Source material -
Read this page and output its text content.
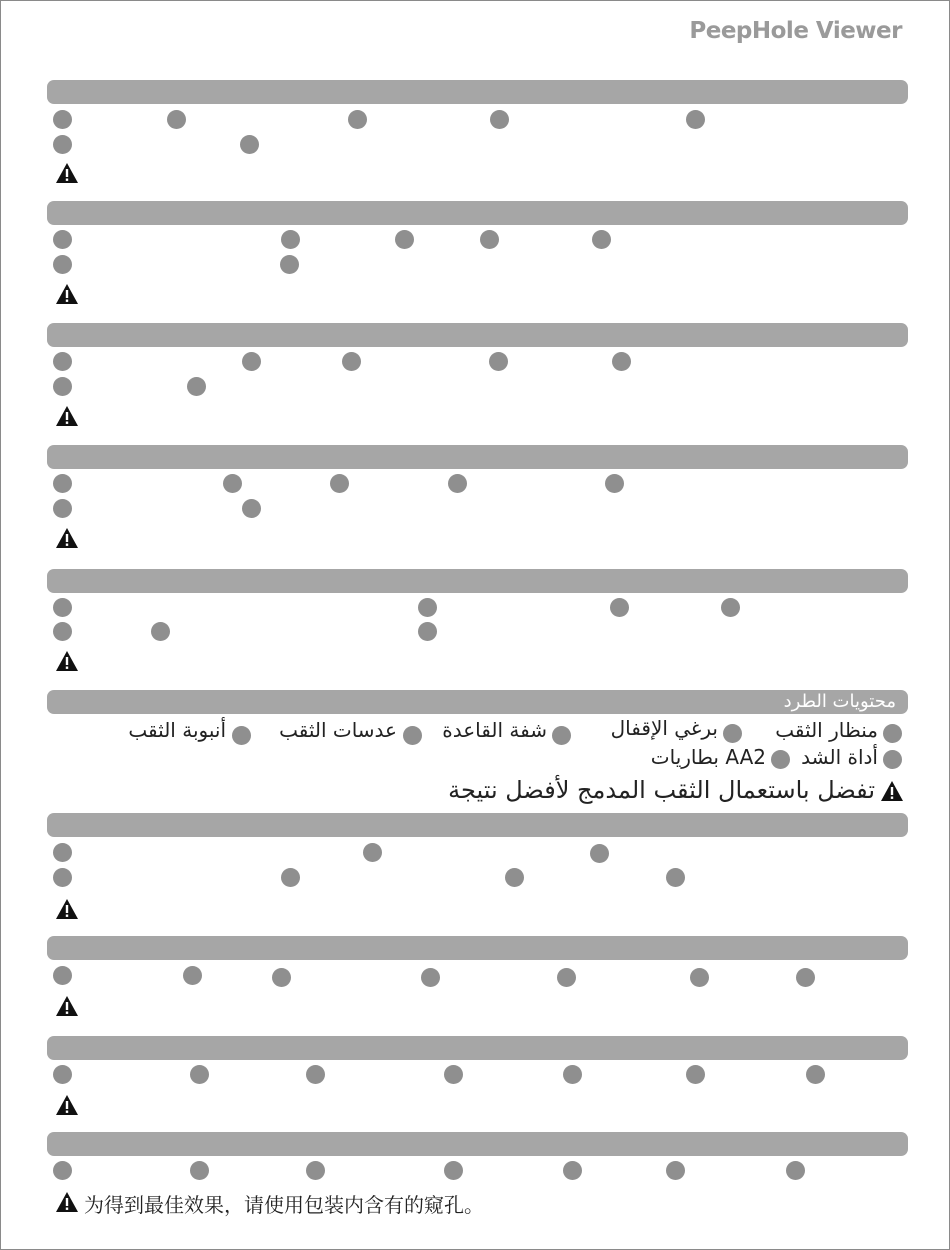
PeepHole Viewer
محتويات الطرد
منظار الثقب
برغي الإقفال
شفة القاعدة
عدسات الثقب
أنبوبة الثقب
أداة الشد
AA2 بطاريات
تفضل باستعمال الثقب المدمج لأفضل نتيجة
为得到最佳效果，请使用包装内含有的窥孔。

Given problem - Extract the entries in full, exactly as they are, minus the pictures.

Problem solution -
Read this page and output its text content.
PeepHole Viewer
محتويات الطرد
منظار الثقب
برغي الإقفال
شفة القاعدة
عدسات الثقب
أنبوبة الثقب
أداة الشد
AA2 بطاريات
تفضل باستعمال الثقب المدمج لأفضل نتيجة
为得到最佳效果，请使用包装内含有的窥孔。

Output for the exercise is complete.